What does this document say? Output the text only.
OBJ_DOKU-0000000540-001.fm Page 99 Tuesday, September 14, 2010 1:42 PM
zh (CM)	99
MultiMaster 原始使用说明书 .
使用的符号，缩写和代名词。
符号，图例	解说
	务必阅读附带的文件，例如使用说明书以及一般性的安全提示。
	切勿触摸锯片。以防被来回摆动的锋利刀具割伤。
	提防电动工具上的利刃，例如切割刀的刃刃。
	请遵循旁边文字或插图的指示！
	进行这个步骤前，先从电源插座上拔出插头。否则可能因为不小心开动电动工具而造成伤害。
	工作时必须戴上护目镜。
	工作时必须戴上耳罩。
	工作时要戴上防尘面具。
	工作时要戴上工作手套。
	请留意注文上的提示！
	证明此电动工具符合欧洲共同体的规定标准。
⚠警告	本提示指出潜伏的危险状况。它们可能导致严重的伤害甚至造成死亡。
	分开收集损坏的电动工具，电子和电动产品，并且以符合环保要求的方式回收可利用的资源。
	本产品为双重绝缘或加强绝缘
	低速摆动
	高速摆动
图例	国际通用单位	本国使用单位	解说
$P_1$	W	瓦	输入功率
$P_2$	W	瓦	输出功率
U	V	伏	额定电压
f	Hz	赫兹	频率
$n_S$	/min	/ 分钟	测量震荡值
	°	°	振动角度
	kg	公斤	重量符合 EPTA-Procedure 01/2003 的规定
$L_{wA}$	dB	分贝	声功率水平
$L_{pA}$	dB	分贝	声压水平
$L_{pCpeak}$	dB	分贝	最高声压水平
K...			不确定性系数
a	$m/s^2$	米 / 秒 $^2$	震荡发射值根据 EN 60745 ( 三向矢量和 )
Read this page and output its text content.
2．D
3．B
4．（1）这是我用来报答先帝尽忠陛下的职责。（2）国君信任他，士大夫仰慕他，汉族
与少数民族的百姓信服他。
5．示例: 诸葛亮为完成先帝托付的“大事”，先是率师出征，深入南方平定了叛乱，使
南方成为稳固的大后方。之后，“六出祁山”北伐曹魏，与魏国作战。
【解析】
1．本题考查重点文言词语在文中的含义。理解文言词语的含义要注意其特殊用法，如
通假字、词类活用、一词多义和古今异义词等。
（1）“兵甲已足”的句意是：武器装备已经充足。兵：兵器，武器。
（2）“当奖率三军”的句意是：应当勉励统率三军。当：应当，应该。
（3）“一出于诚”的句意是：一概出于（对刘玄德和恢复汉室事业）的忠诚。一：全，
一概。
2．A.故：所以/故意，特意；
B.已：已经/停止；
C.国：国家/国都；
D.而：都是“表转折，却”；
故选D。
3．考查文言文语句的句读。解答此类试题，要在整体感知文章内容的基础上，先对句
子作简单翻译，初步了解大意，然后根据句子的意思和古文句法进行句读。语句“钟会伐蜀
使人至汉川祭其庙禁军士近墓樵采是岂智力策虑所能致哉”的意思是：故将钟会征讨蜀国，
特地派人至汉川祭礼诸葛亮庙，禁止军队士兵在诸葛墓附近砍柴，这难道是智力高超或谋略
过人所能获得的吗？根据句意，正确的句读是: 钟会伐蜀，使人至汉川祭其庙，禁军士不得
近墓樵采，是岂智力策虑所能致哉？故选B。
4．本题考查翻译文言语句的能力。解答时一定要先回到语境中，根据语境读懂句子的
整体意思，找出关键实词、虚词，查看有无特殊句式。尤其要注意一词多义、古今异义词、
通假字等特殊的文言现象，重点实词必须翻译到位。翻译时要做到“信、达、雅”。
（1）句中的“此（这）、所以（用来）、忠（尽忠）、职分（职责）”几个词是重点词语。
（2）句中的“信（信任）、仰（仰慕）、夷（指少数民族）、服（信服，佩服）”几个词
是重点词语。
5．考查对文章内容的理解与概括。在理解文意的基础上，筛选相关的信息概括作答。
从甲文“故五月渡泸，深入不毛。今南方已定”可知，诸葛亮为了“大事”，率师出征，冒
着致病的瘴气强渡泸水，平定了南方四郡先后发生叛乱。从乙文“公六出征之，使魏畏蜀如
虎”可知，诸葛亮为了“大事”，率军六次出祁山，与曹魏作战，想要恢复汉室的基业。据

* THE TASK
Reproduce each line verbatim.

* RESULT OF THE TASK
What does this document say? Output the text only.
OBJ_DOKU-0000000540-001.fm Page 99 Tuesday, September 14, 2010 1:42 PM
zh (CM)	99
MultiMaster 原始使用说明书 .
使用的符号，缩写和代名词。
符号，图例	解说
	务必阅读附带的文件，例如使用说明书以及一般性的安全提示。
	切勿触摸锯片。以防被来回摆动的锋利刀具割伤。
	提防电动工具上的利刃，例如切割刀的刃刃。
	请遵循旁边文字或插图的指示！
	进行这个步骤前，先从电源插座上拔出插头。否则可能因为不小心开动电动工具而造成伤害。
	工作时必须戴上护目镜。
	工作时必须戴上耳罩。
	工作时要戴上防尘面具。
	工作时要戴上工作手套。
	请留意注文上的提示！
	证明此电动工具符合欧洲共同体的规定标准。
⚠警告	本提示指出潜伏的危险状况。它们可能导致严重的伤害甚至造成死亡。
	分开收集损坏的电动工具，电子和电动产品，并且以符合环保要求的方式回收可利用的资源。
	本产品为双重绝缘或加强绝缘
	低速摆动
	高速摆动
图例	国际通用单位	本国使用单位	解说
$P_1$	W	瓦	输入功率
$P_2$	W	瓦	输出功率
U	V	伏	额定电压
f	Hz	赫兹	频率
$n_S$	/min	/ 分钟	测量震荡值
	°	°	振动角度
	kg	公斤	重量符合 EPTA-Procedure 01/2003 的规定
$L_{wA}$	dB	分贝	声功率水平
$L_{pA}$	dB	分贝	声压水平
$L_{pCpeak}$	dB	分贝	最高声压水平
K...			不确定性系数
a	$m/s^2$	米 / 秒 $^2$	震荡发射值根据 EN 60745 ( 三向矢量和 )
Read this page and output its text content.
2．D
3．B
4．（1）这是我用来报答先帝尽忠陛下的职责。（2）国君信任他，士大夫仰慕他，汉族
与少数民族的百姓信服他。
5．示例: 诸葛亮为完成先帝托付的“大事”，先是率师出征，深入南方平定了叛乱，使
南方成为稳固的大后方。之后，“六出祁山”北伐曹魏，与魏国作战。
【解析】
1．本题考查重点文言词语在文中的含义。理解文言词语的含义要注意其特殊用法，如
通假字、词类活用、一词多义和古今异义词等。
（1）“兵甲已足”的句意是：武器装备已经充足。兵：兵器，武器。
（2）“当奖率三军”的句意是：应当勉励统率三军。当：应当，应该。
（3）“一出于诚”的句意是：一概出于（对刘玄德和恢复汉室事业）的忠诚。一：全，
一概。
2．A.故：所以/故意，特意；
B.已：已经/停止；
C.国：国家/国都；
D.而：都是“表转折，却”；
故选D。
3．考查文言文语句的句读。解答此类试题，要在整体感知文章内容的基础上，先对句
子作简单翻译，初步了解大意，然后根据句子的意思和古文句法进行句读。语句“钟会伐蜀
使人至汉川祭其庙禁军士近墓樵采是岂智力策虑所能致哉”的意思是：故将钟会征讨蜀国，
特地派人至汉川祭礼诸葛亮庙，禁止军队士兵在诸葛墓附近砍柴，这难道是智力高超或谋略
过人所能获得的吗？根据句意，正确的句读是: 钟会伐蜀，使人至汉川祭其庙，禁军士不得
近墓樵采，是岂智力策虑所能致哉？故选B。
4．本题考查翻译文言语句的能力。解答时一定要先回到语境中，根据语境读懂句子的
整体意思，找出关键实词、虚词，查看有无特殊句式。尤其要注意一词多义、古今异义词、
通假字等特殊的文言现象，重点实词必须翻译到位。翻译时要做到“信、达、雅”。
（1）句中的“此（这）、所以（用来）、忠（尽忠）、职分（职责）”几个词是重点词语。
（2）句中的“信（信任）、仰（仰慕）、夷（指少数民族）、服（信服，佩服）”几个词
是重点词语。
5．考查对文章内容的理解与概括。在理解文意的基础上，筛选相关的信息概括作答。
从甲文“故五月渡泸，深入不毛。今南方已定”可知，诸葛亮为了“大事”，率师出征，冒
着致病的瘴气强渡泸水，平定了南方四郡先后发生叛乱。从乙文“公六出征之，使魏畏蜀如
虎”可知，诸葛亮为了“大事”，率军六次出祁山，与曹魏作战，想要恢复汉室的基业。据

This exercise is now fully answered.